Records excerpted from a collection
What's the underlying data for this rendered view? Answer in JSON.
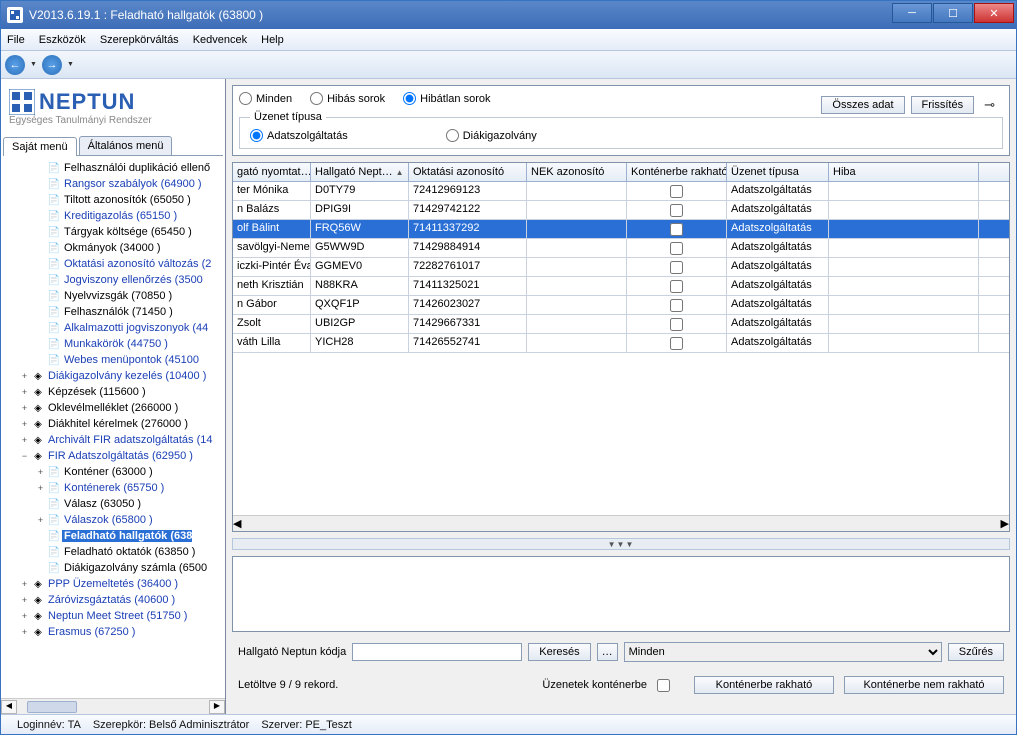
{
  "window": {
    "title": "V2013.6.19.1 : Feladható hallgatók (63800  )"
  },
  "menu": {
    "file": "File",
    "tools": "Eszközök",
    "roles": "Szerepkörváltás",
    "fav": "Kedvencek",
    "help": "Help"
  },
  "logo": {
    "text": "NEPTUN",
    "sub": "Egységes Tanulmányi Rendszer"
  },
  "tabs": {
    "own": "Saját menü",
    "gen": "Általános menü"
  },
  "tree": {
    "items": [
      {
        "indent": 2,
        "exp": "",
        "icon": "📄",
        "label": "Felhasználói duplikáció ellenő"
      },
      {
        "indent": 2,
        "exp": "",
        "icon": "📄",
        "label": "Rangsor szabályok (64900  )",
        "link": true
      },
      {
        "indent": 2,
        "exp": "",
        "icon": "📄",
        "label": "Tiltott azonosítók (65050  )"
      },
      {
        "indent": 2,
        "exp": "",
        "icon": "📄",
        "label": "Kreditigazolás (65150  )",
        "link": true
      },
      {
        "indent": 2,
        "exp": "",
        "icon": "📄",
        "label": "Tárgyak költsége (65450  )"
      },
      {
        "indent": 2,
        "exp": "",
        "icon": "📄",
        "label": "Okmányok (34000  )"
      },
      {
        "indent": 2,
        "exp": "",
        "icon": "📄",
        "label": "Oktatási azonosító változás (2",
        "link": true
      },
      {
        "indent": 2,
        "exp": "",
        "icon": "📄",
        "label": "Jogviszony ellenőrzés (3500  ",
        "link": true
      },
      {
        "indent": 2,
        "exp": "",
        "icon": "📄",
        "label": "Nyelvvizsgák (70850  )"
      },
      {
        "indent": 2,
        "exp": "",
        "icon": "📄",
        "label": "Felhasználók (71450  )"
      },
      {
        "indent": 2,
        "exp": "",
        "icon": "📄",
        "label": "Alkalmazotti jogviszonyok (44",
        "link": true
      },
      {
        "indent": 2,
        "exp": "",
        "icon": "📄",
        "label": "Munkakörök (44750  )",
        "link": true
      },
      {
        "indent": 2,
        "exp": "",
        "icon": "📄",
        "label": "Webes menüpontok (45100  ",
        "link": true
      },
      {
        "indent": 1,
        "exp": "+",
        "icon": "◈",
        "label": "Diákigazolvány kezelés (10400  )",
        "link": true
      },
      {
        "indent": 1,
        "exp": "+",
        "icon": "◈",
        "label": "Képzések (115600  )"
      },
      {
        "indent": 1,
        "exp": "+",
        "icon": "◈",
        "label": "Oklevélmelléklet (266000  )"
      },
      {
        "indent": 1,
        "exp": "+",
        "icon": "◈",
        "label": "Diákhitel kérelmek (276000  )"
      },
      {
        "indent": 1,
        "exp": "+",
        "icon": "◈",
        "label": "Archivált FIR adatszolgáltatás (14",
        "link": true
      },
      {
        "indent": 1,
        "exp": "−",
        "icon": "◈",
        "label": "FIR Adatszolgáltatás (62950  )",
        "link": true
      },
      {
        "indent": 2,
        "exp": "+",
        "icon": "📄",
        "label": "Konténer (63000  )"
      },
      {
        "indent": 2,
        "exp": "+",
        "icon": "📄",
        "label": "Konténerek (65750  )",
        "link": true
      },
      {
        "indent": 2,
        "exp": "",
        "icon": "📄",
        "label": "Válasz (63050  )"
      },
      {
        "indent": 2,
        "exp": "+",
        "icon": "📄",
        "label": "Válaszok (65800  )",
        "link": true
      },
      {
        "indent": 2,
        "exp": "",
        "icon": "📄",
        "label": "Feladható hallgatók (638",
        "sel": true
      },
      {
        "indent": 2,
        "exp": "",
        "icon": "📄",
        "label": "Feladható oktatók (63850  )"
      },
      {
        "indent": 2,
        "exp": "",
        "icon": "📄",
        "label": "Diákigazolvány számla (6500"
      },
      {
        "indent": 1,
        "exp": "+",
        "icon": "◈",
        "label": "PPP Üzemeltetés (36400  )",
        "link": true
      },
      {
        "indent": 1,
        "exp": "+",
        "icon": "◈",
        "label": "Záróvizsgáztatás (40600  )",
        "link": true
      },
      {
        "indent": 1,
        "exp": "+",
        "icon": "◈",
        "label": "Neptun Meet Street (51750  )",
        "link": true
      },
      {
        "indent": 1,
        "exp": "+",
        "icon": "◈",
        "label": "Erasmus (67250  )",
        "link": true
      }
    ]
  },
  "filters": {
    "all": "Minden",
    "bad": "Hibás sorok",
    "good": "Hibátlan sorok",
    "msgType": "Üzenet típusa",
    "data": "Adatszolgáltatás",
    "card": "Diákigazolvány"
  },
  "buttons": {
    "alldata": "Összes adat",
    "refresh": "Frissítés",
    "search": "Keresés",
    "filter": "Szűrés",
    "toCont": "Konténerbe rakható",
    "notToCont": "Konténerbe nem rakható"
  },
  "grid": {
    "headers": [
      "gató nyomtat…",
      "Hallgató Nept…",
      "Oktatási azonosító",
      "NEK azonosító",
      "Konténerbe rakható",
      "Üzenet típusa",
      "Hiba"
    ],
    "rows": [
      {
        "c": [
          "ter Mónika",
          "D0TY79",
          "72412969123",
          "",
          false,
          "Adatszolgáltatás",
          ""
        ]
      },
      {
        "c": [
          "n Balázs",
          "DPIG9I",
          "71429742122",
          "",
          false,
          "Adatszolgáltatás",
          ""
        ]
      },
      {
        "c": [
          "olf Bálint",
          "FRQ56W",
          "71411337292",
          "",
          false,
          "Adatszolgáltatás",
          ""
        ],
        "sel": true
      },
      {
        "c": [
          "savölgyi-Nemes",
          "G5WW9D",
          "71429884914",
          "",
          false,
          "Adatszolgáltatás",
          ""
        ]
      },
      {
        "c": [
          "iczki-Pintér Éva",
          "GGMEV0",
          "72282761017",
          "",
          false,
          "Adatszolgáltatás",
          ""
        ]
      },
      {
        "c": [
          "neth Krisztián",
          "N88KRA",
          "71411325021",
          "",
          false,
          "Adatszolgáltatás",
          ""
        ]
      },
      {
        "c": [
          "n Gábor",
          "QXQF1P",
          "71426023027",
          "",
          false,
          "Adatszolgáltatás",
          ""
        ]
      },
      {
        "c": [
          "Zsolt",
          "UBI2GP",
          "71429667331",
          "",
          false,
          "Adatszolgáltatás",
          ""
        ]
      },
      {
        "c": [
          "váth Lilla",
          "YICH28",
          "71426552741",
          "",
          false,
          "Adatszolgáltatás",
          ""
        ]
      }
    ]
  },
  "search": {
    "label": "Hallgató Neptun kódja",
    "placeholder": "",
    "dropdown": "Minden"
  },
  "bottom": {
    "loaded": "Letöltve 9 / 9 rekord.",
    "msgToCont": "Üzenetek konténerbe"
  },
  "status": {
    "login": "Loginnév: TA",
    "role": "Szerepkör: Belső Adminisztrátor",
    "server": "Szerver: PE_Teszt"
  }
}
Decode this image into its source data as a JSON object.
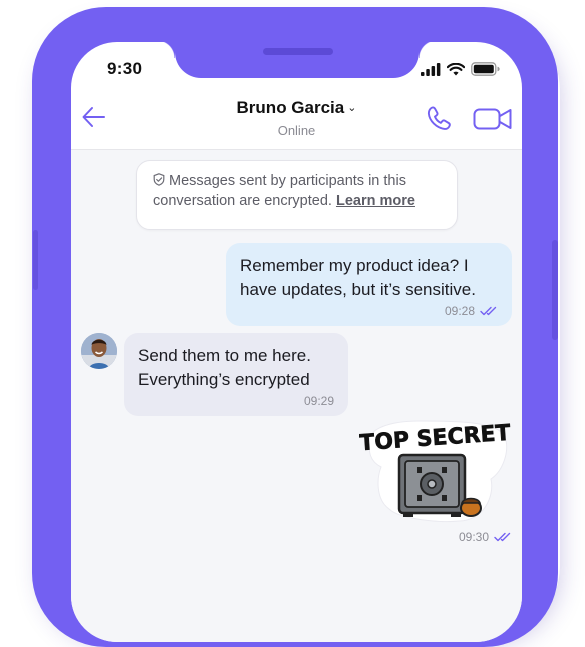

REQUIREMENT: Give every line back word for word and leave the pictures out.

TASK RESULT:
What's the underlying data for this rendered view? Answer in JSON.
{
  "window": {
    "title": "V2013.6.19.1 : Feladható hallgatók (63800  )"
  },
  "menu": {
    "file": "File",
    "tools": "Eszközök",
    "roles": "Szerepkörváltás",
    "fav": "Kedvencek",
    "help": "Help"
  },
  "logo": {
    "text": "NEPTUN",
    "sub": "Egységes Tanulmányi Rendszer"
  },
  "tabs": {
    "own": "Saját menü",
    "gen": "Általános menü"
  },
  "tree": {
    "items": [
      {
        "indent": 2,
        "exp": "",
        "icon": "📄",
        "label": "Felhasználói duplikáció ellenő"
      },
      {
        "indent": 2,
        "exp": "",
        "icon": "📄",
        "label": "Rangsor szabályok (64900  )",
        "link": true
      },
      {
        "indent": 2,
        "exp": "",
        "icon": "📄",
        "label": "Tiltott azonosítók (65050  )"
      },
      {
        "indent": 2,
        "exp": "",
        "icon": "📄",
        "label": "Kreditigazolás (65150  )",
        "link": true
      },
      {
        "indent": 2,
        "exp": "",
        "icon": "📄",
        "label": "Tárgyak költsége (65450  )"
      },
      {
        "indent": 2,
        "exp": "",
        "icon": "📄",
        "label": "Okmányok (34000  )"
      },
      {
        "indent": 2,
        "exp": "",
        "icon": "📄",
        "label": "Oktatási azonosító változás (2",
        "link": true
      },
      {
        "indent": 2,
        "exp": "",
        "icon": "📄",
        "label": "Jogviszony ellenőrzés (3500  ",
        "link": true
      },
      {
        "indent": 2,
        "exp": "",
        "icon": "📄",
        "label": "Nyelvvizsgák (70850  )"
      },
      {
        "indent": 2,
        "exp": "",
        "icon": "📄",
        "label": "Felhasználók (71450  )"
      },
      {
        "indent": 2,
        "exp": "",
        "icon": "📄",
        "label": "Alkalmazotti jogviszonyok (44",
        "link": true
      },
      {
        "indent": 2,
        "exp": "",
        "icon": "📄",
        "label": "Munkakörök (44750  )",
        "link": true
      },
      {
        "indent": 2,
        "exp": "",
        "icon": "📄",
        "label": "Webes menüpontok (45100  ",
        "link": true
      },
      {
        "indent": 1,
        "exp": "+",
        "icon": "◈",
        "label": "Diákigazolvány kezelés (10400  )",
        "link": true
      },
      {
        "indent": 1,
        "exp": "+",
        "icon": "◈",
        "label": "Képzések (115600  )"
      },
      {
        "indent": 1,
        "exp": "+",
        "icon": "◈",
        "label": "Oklevélmelléklet (266000  )"
      },
      {
        "indent": 1,
        "exp": "+",
        "icon": "◈",
        "label": "Diákhitel kérelmek (276000  )"
      },
      {
        "indent": 1,
        "exp": "+",
        "icon": "◈",
        "label": "Archivált FIR adatszolgáltatás (14",
        "link": true
      },
      {
        "indent": 1,
        "exp": "−",
        "icon": "◈",
        "label": "FIR Adatszolgáltatás (62950  )",
        "link": true
      },
      {
        "indent": 2,
        "exp": "+",
        "icon": "📄",
        "label": "Konténer (63000  )"
      },
      {
        "indent": 2,
        "exp": "+",
        "icon": "📄",
        "label": "Konténerek (65750  )",
        "link": true
      },
      {
        "indent": 2,
        "exp": "",
        "icon": "📄",
        "label": "Válasz (63050  )"
      },
      {
        "indent": 2,
        "exp": "+",
        "icon": "📄",
        "label": "Válaszok (65800  )",
        "link": true
      },
      {
        "indent": 2,
        "exp": "",
        "icon": "📄",
        "label": "Feladható hallgatók (638",
        "sel": true
      },
      {
        "indent": 2,
        "exp": "",
        "icon": "📄",
        "label": "Feladható oktatók (63850  )"
      },
      {
        "indent": 2,
        "exp": "",
        "icon": "📄",
        "label": "Diákigazolvány számla (6500"
      },
      {
        "indent": 1,
        "exp": "+",
        "icon": "◈",
        "label": "PPP Üzemeltetés (36400  )",
        "link": true
      },
      {
        "indent": 1,
        "exp": "+",
        "icon": "◈",
        "label": "Záróvizsgáztatás (40600  )",
        "link": true
      },
      {
        "indent": 1,
        "exp": "+",
        "icon": "◈",
        "label": "Neptun Meet Street (51750  )",
        "link": true
      },
      {
        "indent": 1,
        "exp": "+",
        "icon": "◈",
        "label": "Erasmus (67250  )",
        "link": true
      }
    ]
  },
  "filters": {
    "all": "Minden",
    "bad": "Hibás sorok",
    "good": "Hibátlan sorok",
    "msgType": "Üzenet típusa",
    "data": "Adatszolgáltatás",
    "card": "Diákigazolvány"
  },
  "buttons": {
    "alldata": "Összes adat",
    "refresh": "Frissítés",
    "search": "Keresés",
    "filter": "Szűrés",
    "toCont": "Konténerbe rakható",
    "notToCont": "Konténerbe nem rakható"
  },
  "grid": {
    "headers": [
      "gató nyomtat…",
      "Hallgató Nept…",
      "Oktatási azonosító",
      "NEK azonosító",
      "Konténerbe rakható",
      "Üzenet típusa",
      "Hiba"
    ],
    "rows": [
      {
        "c": [
          "ter Mónika",
          "D0TY79",
          "72412969123",
          "",
          false,
          "Adatszolgáltatás",
          ""
        ]
      },
      {
        "c": [
          "n Balázs",
          "DPIG9I",
          "71429742122",
          "",
          false,
          "Adatszolgáltatás",
          ""
        ]
      },
      {
        "c": [
          "olf Bálint",
          "FRQ56W",
          "71411337292",
          "",
          false,
          "Adatszolgáltatás",
          ""
        ],
        "sel": true
      },
      {
        "c": [
          "savölgyi-Nemes",
          "G5WW9D",
          "71429884914",
          "",
          false,
          "Adatszolgáltatás",
          ""
        ]
      },
      {
        "c": [
          "iczki-Pintér Éva",
          "GGMEV0",
          "72282761017",
          "",
          false,
          "Adatszolgáltatás",
          ""
        ]
      },
      {
        "c": [
          "neth Krisztián",
          "N88KRA",
          "71411325021",
          "",
          false,
          "Adatszolgáltatás",
          ""
        ]
      },
      {
        "c": [
          "n Gábor",
          "QXQF1P",
          "71426023027",
          "",
          false,
          "Adatszolgáltatás",
          ""
        ]
      },
      {
        "c": [
          "Zsolt",
          "UBI2GP",
          "71429667331",
          "",
          false,
          "Adatszolgáltatás",
          ""
        ]
      },
      {
        "c": [
          "váth Lilla",
          "YICH28",
          "71426552741",
          "",
          false,
          "Adatszolgáltatás",
          ""
        ]
      }
    ]
  },
  "search": {
    "label": "Hallgató Neptun kódja",
    "placeholder": "",
    "dropdown": "Minden"
  },
  "bottom": {
    "loaded": "Letöltve 9 / 9 rekord.",
    "msgToCont": "Üzenetek konténerbe"
  },
  "status": {
    "login": "Loginnév: TA",
    "role": "Szerepkör: Belső Adminisztrátor",
    "server": "Szerver: PE_Teszt"
  }
}
Decode this image into its source data as a JSON object.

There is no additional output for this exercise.